## Start
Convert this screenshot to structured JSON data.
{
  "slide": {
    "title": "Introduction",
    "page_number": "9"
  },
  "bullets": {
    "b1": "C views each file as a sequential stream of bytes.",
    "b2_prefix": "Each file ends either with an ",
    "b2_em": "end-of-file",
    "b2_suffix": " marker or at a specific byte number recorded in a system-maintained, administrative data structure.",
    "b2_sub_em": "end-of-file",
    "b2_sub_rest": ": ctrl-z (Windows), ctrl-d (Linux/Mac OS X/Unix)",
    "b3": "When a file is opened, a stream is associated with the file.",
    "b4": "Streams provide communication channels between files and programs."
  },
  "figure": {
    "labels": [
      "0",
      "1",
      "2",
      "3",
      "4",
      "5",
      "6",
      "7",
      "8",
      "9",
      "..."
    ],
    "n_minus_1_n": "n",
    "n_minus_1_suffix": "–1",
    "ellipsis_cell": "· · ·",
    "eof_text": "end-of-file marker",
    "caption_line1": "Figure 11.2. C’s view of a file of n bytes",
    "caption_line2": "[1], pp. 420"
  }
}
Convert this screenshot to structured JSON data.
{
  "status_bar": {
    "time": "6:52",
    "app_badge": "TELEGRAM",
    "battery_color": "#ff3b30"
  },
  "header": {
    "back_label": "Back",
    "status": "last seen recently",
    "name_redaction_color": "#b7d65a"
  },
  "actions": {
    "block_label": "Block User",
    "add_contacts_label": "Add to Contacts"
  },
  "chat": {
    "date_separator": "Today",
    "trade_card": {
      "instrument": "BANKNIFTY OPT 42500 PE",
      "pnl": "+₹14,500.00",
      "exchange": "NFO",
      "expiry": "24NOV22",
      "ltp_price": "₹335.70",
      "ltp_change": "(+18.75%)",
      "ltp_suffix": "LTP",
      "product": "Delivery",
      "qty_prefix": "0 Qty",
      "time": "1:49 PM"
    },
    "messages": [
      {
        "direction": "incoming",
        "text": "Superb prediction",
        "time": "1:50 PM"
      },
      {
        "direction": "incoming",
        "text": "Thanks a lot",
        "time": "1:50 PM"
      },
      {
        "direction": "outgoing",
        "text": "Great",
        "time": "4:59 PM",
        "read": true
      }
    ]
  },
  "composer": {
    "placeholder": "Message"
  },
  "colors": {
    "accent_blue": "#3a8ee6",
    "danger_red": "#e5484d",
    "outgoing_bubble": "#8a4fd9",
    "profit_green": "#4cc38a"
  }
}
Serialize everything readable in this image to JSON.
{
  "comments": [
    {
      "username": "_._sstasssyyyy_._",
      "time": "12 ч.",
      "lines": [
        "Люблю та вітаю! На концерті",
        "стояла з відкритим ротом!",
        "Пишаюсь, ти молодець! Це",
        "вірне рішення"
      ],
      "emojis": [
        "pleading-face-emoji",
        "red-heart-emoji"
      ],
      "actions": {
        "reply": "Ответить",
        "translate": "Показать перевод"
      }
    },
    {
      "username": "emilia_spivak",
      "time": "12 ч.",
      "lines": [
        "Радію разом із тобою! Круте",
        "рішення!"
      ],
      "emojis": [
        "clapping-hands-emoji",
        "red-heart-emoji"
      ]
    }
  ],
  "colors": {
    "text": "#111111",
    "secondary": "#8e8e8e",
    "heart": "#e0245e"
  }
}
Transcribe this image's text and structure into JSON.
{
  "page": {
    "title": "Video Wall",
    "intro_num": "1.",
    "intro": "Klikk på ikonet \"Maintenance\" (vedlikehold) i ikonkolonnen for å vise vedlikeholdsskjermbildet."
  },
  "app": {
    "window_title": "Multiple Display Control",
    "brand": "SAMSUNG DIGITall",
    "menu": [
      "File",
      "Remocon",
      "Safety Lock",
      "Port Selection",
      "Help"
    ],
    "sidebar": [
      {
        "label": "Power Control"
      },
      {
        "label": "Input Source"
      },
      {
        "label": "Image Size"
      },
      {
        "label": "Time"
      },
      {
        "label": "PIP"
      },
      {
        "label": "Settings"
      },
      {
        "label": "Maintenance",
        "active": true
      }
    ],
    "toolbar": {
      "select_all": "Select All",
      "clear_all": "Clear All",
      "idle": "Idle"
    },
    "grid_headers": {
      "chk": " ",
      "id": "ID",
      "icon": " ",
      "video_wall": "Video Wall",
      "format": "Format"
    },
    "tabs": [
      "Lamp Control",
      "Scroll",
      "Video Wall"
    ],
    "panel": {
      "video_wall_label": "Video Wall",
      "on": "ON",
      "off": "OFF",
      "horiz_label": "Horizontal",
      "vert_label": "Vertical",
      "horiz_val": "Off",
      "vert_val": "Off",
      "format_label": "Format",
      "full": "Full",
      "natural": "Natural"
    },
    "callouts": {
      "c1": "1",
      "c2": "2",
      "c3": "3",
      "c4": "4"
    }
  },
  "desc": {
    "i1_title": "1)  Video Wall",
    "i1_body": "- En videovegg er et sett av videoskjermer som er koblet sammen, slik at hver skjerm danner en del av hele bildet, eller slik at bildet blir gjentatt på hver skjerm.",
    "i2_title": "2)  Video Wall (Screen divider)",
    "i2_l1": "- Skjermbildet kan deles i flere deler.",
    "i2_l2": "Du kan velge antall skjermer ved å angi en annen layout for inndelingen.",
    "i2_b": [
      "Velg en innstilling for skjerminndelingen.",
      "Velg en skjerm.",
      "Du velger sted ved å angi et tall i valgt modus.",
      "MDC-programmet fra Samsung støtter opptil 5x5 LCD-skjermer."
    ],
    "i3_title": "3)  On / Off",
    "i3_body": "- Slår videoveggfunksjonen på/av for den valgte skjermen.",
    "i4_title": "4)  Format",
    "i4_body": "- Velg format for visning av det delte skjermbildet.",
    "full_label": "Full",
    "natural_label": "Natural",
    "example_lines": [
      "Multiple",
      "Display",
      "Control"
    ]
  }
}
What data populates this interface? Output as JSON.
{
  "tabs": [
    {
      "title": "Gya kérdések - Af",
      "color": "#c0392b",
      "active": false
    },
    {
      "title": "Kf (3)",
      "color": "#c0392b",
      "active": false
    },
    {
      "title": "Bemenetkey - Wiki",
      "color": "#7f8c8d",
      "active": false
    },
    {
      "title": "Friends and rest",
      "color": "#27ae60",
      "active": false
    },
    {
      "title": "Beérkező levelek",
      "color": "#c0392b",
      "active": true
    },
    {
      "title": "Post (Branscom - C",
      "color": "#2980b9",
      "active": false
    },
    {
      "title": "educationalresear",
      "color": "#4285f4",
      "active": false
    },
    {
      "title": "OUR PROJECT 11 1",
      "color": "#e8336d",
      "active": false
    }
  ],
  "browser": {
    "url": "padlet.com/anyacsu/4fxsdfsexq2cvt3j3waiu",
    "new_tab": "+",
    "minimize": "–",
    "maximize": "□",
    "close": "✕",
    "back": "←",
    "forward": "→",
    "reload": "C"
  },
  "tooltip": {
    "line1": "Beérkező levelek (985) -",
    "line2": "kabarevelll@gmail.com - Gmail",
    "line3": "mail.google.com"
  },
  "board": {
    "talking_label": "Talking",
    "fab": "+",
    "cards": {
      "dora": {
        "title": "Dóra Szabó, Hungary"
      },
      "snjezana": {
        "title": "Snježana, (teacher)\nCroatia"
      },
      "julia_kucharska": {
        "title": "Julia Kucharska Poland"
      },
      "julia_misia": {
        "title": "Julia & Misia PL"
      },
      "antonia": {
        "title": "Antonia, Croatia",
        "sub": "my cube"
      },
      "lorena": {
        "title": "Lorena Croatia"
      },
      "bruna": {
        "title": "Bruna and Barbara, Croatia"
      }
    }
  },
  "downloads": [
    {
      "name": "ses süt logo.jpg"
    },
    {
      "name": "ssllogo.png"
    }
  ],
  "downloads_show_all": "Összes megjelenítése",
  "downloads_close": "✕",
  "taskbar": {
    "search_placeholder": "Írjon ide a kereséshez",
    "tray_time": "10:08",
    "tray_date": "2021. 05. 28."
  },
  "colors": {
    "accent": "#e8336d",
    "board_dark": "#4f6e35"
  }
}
## End
SET PROBLEM: A line counts if it holds the word "levelek". How many lines of the entries count? Give the number only.

WORKED ANSWER: 2